Listed records ▸
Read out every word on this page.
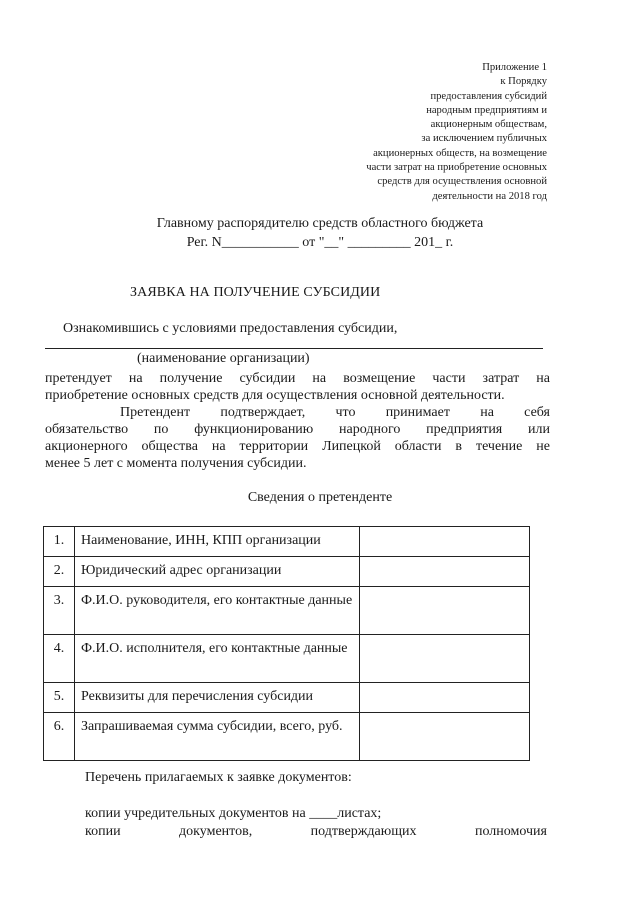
Приложение 1
к Порядку
предоставления субсидий
народным предприятиям и
акционерным обществам,
за исключением публичных
акционерных обществ, на возмещение
части затрат на приобретение основных
средств для осуществления основной
деятельности на 2018 год
Главному распорядителю средств областного бюджета
Рег. N___________ от "__" _________ 201_ г.
ЗАЯВКА НА ПОЛУЧЕНИЕ СУБСИДИИ
Ознакомившись с условиями предоставления субсидии,
(наименование организации)
претендует на получение субсидии на возмещение части затрат на
приобретение основных средств для осуществления основной деятельности.
Претендент подтверждает, что принимает на себя
обязательство по функционированию народного предприятия или
акционерного общества на территории Липецкой области в течение не
менее 5 лет с момента получения субсидии.
Сведения о претенденте
1.	Наименование, ИНН, КПП организации	
2.	Юридический адрес организации	
3.	Ф.И.О. руководителя, его контактные данные	
4.	Ф.И.О. исполнителя, его контактные данные	
5.	Реквизиты для перечисления субсидии	
6.	Запрашиваемая сумма субсидии, всего, руб.	
Перечень прилагаемых к заявке документов:
копии учредительных документов на ____листах;
копии	документов,	подтверждающих	полномочия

What the task asks ▸
What you return should match the records above word for word, minus the pictures.

Worked solution ▸
Read out every word on this page.
Приложение 1
к Порядку
предоставления субсидий
народным предприятиям и
акционерным обществам,
за исключением публичных
акционерных обществ, на возмещение
части затрат на приобретение основных
средств для осуществления основной
деятельности на 2018 год
Главному распорядителю средств областного бюджета
Рег. N___________ от "__" _________ 201_ г.
ЗАЯВКА НА ПОЛУЧЕНИЕ СУБСИДИИ
Ознакомившись с условиями предоставления субсидии,
(наименование организации)
претендует на получение субсидии на возмещение части затрат на
приобретение основных средств для осуществления основной деятельности.
Претендент подтверждает, что принимает на себя
обязательство по функционированию народного предприятия или
акционерного общества на территории Липецкой области в течение не
менее 5 лет с момента получения субсидии.
Сведения о претенденте
1.	Наименование, ИНН, КПП организации	
2.	Юридический адрес организации	
3.	Ф.И.О. руководителя, его контактные данные	
4.	Ф.И.О. исполнителя, его контактные данные	
5.	Реквизиты для перечисления субсидии	
6.	Запрашиваемая сумма субсидии, всего, руб.	
Перечень прилагаемых к заявке документов:
копии учредительных документов на ____листах;
копии	документов,	подтверждающих	полномочия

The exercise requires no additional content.